### Goal
Retype each record below word for word. Leave the pictures out.
--
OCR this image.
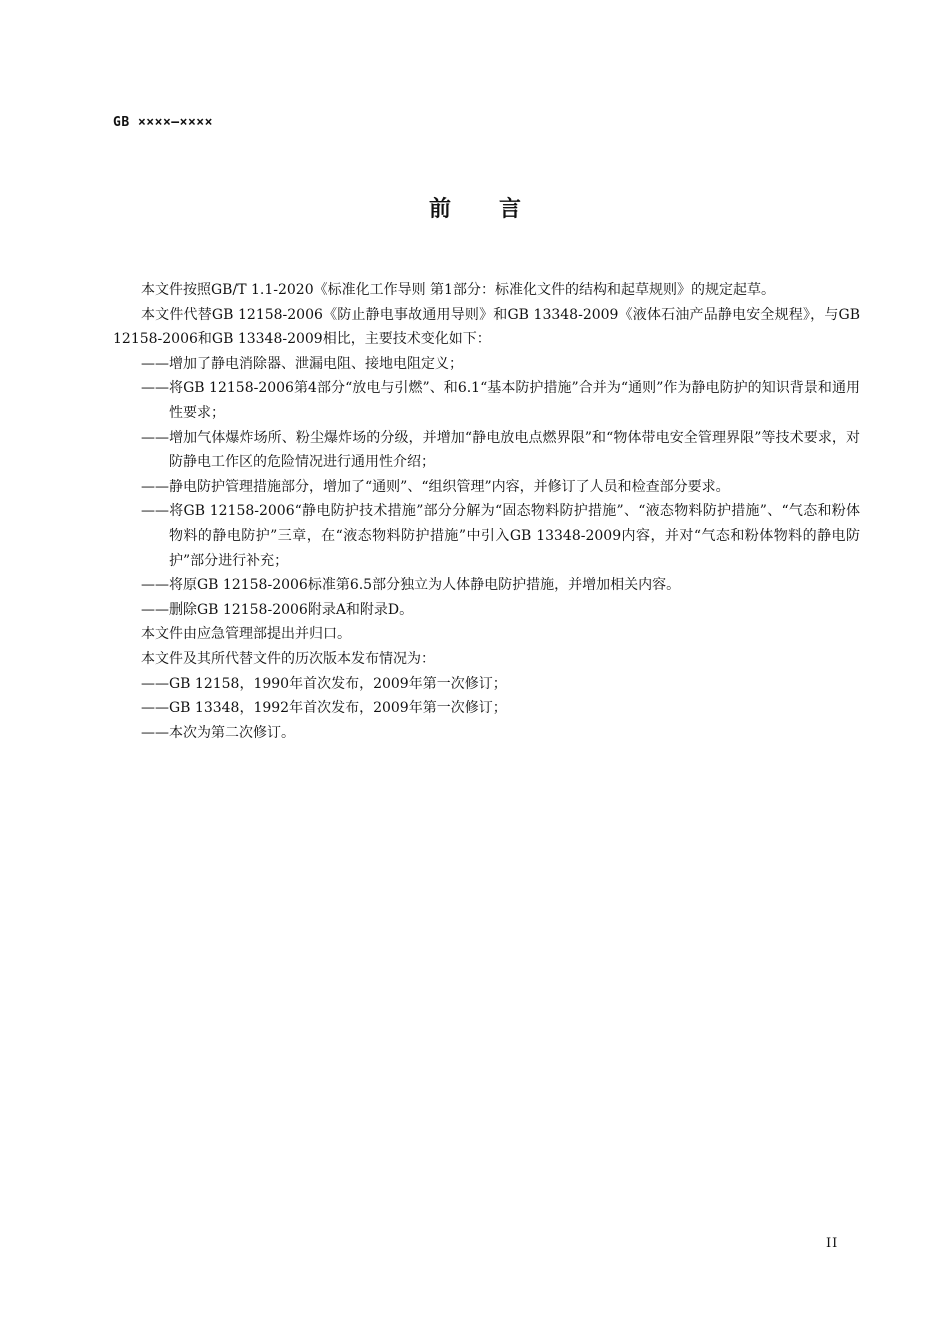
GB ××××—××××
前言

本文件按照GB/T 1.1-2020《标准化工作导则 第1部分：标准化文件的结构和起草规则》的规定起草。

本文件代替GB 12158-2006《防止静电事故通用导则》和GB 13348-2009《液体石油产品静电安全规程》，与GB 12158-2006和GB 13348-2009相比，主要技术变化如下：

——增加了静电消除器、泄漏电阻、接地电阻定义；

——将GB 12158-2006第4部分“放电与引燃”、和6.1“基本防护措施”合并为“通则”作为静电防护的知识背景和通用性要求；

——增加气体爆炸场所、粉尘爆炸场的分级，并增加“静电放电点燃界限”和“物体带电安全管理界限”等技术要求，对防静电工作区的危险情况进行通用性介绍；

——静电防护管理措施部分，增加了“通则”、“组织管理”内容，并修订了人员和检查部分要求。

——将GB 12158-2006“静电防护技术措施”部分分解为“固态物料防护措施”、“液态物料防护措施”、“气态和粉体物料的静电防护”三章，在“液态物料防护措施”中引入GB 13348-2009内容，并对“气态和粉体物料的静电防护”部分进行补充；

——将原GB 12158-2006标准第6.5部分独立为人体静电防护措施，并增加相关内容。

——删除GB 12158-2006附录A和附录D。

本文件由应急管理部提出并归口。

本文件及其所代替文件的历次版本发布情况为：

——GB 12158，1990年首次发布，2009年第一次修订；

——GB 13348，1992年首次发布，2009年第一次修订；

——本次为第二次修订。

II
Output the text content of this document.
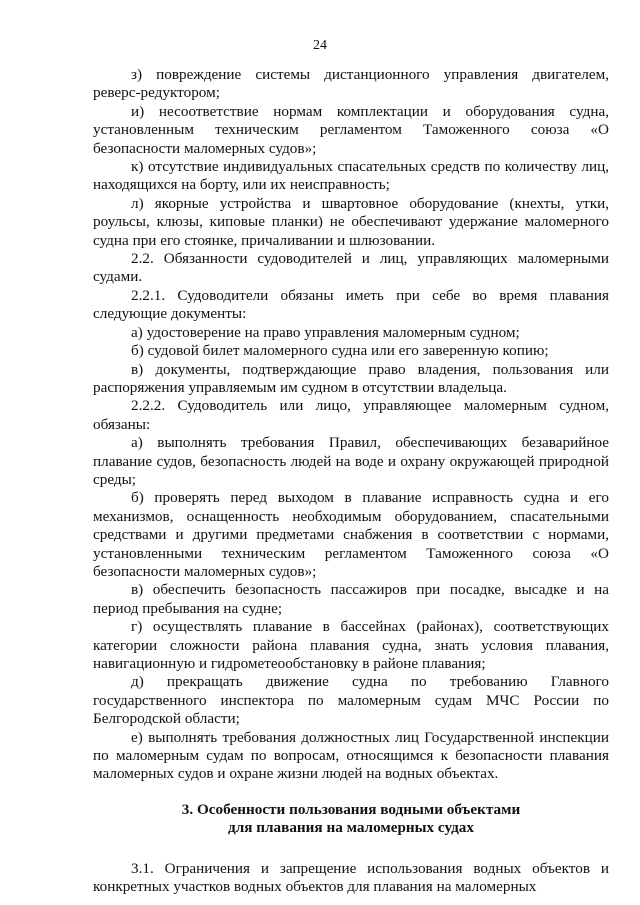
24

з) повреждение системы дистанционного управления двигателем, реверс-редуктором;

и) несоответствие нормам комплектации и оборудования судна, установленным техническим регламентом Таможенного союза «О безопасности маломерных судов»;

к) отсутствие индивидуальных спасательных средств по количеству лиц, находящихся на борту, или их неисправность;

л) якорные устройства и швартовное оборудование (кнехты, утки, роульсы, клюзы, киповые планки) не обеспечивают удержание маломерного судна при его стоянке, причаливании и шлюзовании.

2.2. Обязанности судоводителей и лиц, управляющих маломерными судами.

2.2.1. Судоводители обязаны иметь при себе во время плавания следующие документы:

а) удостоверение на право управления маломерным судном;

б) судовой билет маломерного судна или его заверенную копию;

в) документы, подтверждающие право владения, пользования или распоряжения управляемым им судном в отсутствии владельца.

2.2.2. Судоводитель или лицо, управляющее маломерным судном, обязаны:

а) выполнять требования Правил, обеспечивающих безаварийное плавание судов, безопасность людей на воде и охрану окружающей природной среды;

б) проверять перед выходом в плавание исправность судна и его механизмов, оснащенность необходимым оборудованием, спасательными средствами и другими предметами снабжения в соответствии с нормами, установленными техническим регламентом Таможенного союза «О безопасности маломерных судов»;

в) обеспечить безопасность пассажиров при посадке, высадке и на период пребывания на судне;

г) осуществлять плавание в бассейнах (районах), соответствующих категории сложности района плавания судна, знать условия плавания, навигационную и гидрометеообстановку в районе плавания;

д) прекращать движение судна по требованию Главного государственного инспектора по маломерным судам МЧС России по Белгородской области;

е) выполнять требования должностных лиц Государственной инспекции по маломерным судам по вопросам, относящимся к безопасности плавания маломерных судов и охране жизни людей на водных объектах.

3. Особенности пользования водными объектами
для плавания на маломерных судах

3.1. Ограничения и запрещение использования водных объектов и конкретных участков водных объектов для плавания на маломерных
--
### Written solution
OCR this image.
GB ××××—××××
前言

本文件按照GB/T 1.1-2020《标准化工作导则 第1部分：标准化文件的结构和起草规则》的规定起草。

本文件代替GB 12158-2006《防止静电事故通用导则》和GB 13348-2009《液体石油产品静电安全规程》，与GB 12158-2006和GB 13348-2009相比，主要技术变化如下：

——增加了静电消除器、泄漏电阻、接地电阻定义；

——将GB 12158-2006第4部分“放电与引燃”、和6.1“基本防护措施”合并为“通则”作为静电防护的知识背景和通用性要求；

——增加气体爆炸场所、粉尘爆炸场的分级，并增加“静电放电点燃界限”和“物体带电安全管理界限”等技术要求，对防静电工作区的危险情况进行通用性介绍；

——静电防护管理措施部分，增加了“通则”、“组织管理”内容，并修订了人员和检查部分要求。

——将GB 12158-2006“静电防护技术措施”部分分解为“固态物料防护措施”、“液态物料防护措施”、“气态和粉体物料的静电防护”三章，在“液态物料防护措施”中引入GB 13348-2009内容，并对“气态和粉体物料的静电防护”部分进行补充；

——将原GB 12158-2006标准第6.5部分独立为人体静电防护措施，并增加相关内容。

——删除GB 12158-2006附录A和附录D。

本文件由应急管理部提出并归口。

本文件及其所代替文件的历次版本发布情况为：

——GB 12158，1990年首次发布，2009年第一次修订；

——GB 13348，1992年首次发布，2009年第一次修订；

——本次为第二次修订。

II
Output the text content of this document.
24

з) повреждение системы дистанционного управления двигателем, реверс-редуктором;

и) несоответствие нормам комплектации и оборудования судна, установленным техническим регламентом Таможенного союза «О безопасности маломерных судов»;

к) отсутствие индивидуальных спасательных средств по количеству лиц, находящихся на борту, или их неисправность;

л) якорные устройства и швартовное оборудование (кнехты, утки, роульсы, клюзы, киповые планки) не обеспечивают удержание маломерного судна при его стоянке, причаливании и шлюзовании.

2.2. Обязанности судоводителей и лиц, управляющих маломерными судами.

2.2.1. Судоводители обязаны иметь при себе во время плавания следующие документы:

а) удостоверение на право управления маломерным судном;

б) судовой билет маломерного судна или его заверенную копию;

в) документы, подтверждающие право владения, пользования или распоряжения управляемым им судном в отсутствии владельца.

2.2.2. Судоводитель или лицо, управляющее маломерным судном, обязаны:

а) выполнять требования Правил, обеспечивающих безаварийное плавание судов, безопасность людей на воде и охрану окружающей природной среды;

б) проверять перед выходом в плавание исправность судна и его механизмов, оснащенность необходимым оборудованием, спасательными средствами и другими предметами снабжения в соответствии с нормами, установленными техническим регламентом Таможенного союза «О безопасности маломерных судов»;

в) обеспечить безопасность пассажиров при посадке, высадке и на период пребывания на судне;

г) осуществлять плавание в бассейнах (районах), соответствующих категории сложности района плавания судна, знать условия плавания, навигационную и гидрометеообстановку в районе плавания;

д) прекращать движение судна по требованию Главного государственного инспектора по маломерным судам МЧС России по Белгородской области;

е) выполнять требования должностных лиц Государственной инспекции по маломерным судам по вопросам, относящимся к безопасности плавания маломерных судов и охране жизни людей на водных объектах.

3. Особенности пользования водными объектами
для плавания на маломерных судах

3.1. Ограничения и запрещение использования водных объектов и конкретных участков водных объектов для плавания на маломерных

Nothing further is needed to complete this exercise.